▼

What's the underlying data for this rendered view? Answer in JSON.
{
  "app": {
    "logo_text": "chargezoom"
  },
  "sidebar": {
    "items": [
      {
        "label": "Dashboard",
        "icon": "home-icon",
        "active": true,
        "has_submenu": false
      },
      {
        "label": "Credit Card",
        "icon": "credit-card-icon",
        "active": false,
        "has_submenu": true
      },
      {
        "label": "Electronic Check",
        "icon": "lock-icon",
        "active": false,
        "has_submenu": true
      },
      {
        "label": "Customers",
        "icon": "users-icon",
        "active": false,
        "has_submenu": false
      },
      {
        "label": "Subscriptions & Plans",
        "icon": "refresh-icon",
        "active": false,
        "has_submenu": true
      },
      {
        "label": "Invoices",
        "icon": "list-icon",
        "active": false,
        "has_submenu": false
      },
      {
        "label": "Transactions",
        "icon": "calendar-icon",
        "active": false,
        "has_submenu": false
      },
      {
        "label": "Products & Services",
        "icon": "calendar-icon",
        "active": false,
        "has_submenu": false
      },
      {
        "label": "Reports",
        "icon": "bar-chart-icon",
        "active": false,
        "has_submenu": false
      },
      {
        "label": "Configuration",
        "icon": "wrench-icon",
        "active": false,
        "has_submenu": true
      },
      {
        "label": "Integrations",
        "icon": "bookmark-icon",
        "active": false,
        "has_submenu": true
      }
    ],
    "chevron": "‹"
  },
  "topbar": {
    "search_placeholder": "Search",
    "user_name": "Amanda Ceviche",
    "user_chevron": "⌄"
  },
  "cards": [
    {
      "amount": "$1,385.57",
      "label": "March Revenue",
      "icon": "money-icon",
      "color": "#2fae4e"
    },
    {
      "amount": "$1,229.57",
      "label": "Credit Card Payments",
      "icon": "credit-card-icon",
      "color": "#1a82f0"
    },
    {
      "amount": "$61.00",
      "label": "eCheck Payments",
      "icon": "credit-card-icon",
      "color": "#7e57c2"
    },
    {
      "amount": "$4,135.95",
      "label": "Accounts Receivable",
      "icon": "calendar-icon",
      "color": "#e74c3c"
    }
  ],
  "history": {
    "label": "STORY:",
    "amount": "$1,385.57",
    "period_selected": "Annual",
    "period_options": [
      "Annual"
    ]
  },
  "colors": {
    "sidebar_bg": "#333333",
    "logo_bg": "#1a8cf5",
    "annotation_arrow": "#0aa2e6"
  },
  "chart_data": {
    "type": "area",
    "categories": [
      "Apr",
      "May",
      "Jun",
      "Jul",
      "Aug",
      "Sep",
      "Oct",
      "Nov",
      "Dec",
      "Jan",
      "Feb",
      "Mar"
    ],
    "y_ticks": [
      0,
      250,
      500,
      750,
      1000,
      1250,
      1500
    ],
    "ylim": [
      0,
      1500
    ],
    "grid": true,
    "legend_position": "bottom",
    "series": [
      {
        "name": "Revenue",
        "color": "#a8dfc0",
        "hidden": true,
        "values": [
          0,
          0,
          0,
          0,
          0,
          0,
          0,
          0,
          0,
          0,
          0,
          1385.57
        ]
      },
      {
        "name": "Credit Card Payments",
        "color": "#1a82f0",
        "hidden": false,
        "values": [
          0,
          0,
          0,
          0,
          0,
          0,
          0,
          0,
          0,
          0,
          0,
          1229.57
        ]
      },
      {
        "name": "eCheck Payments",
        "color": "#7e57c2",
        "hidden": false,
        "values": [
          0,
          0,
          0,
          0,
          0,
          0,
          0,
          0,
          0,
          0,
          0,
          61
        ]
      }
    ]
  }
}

▲

## WORK TO COMPLETE
Take every line that includes the string "Payments" and copy it.

## FULL RESPONSE
      "label": "Credit Card Payments",
      "label": "eCheck Payments",
        "name": "Credit Card Payments",
        "name": "eCheck Payments",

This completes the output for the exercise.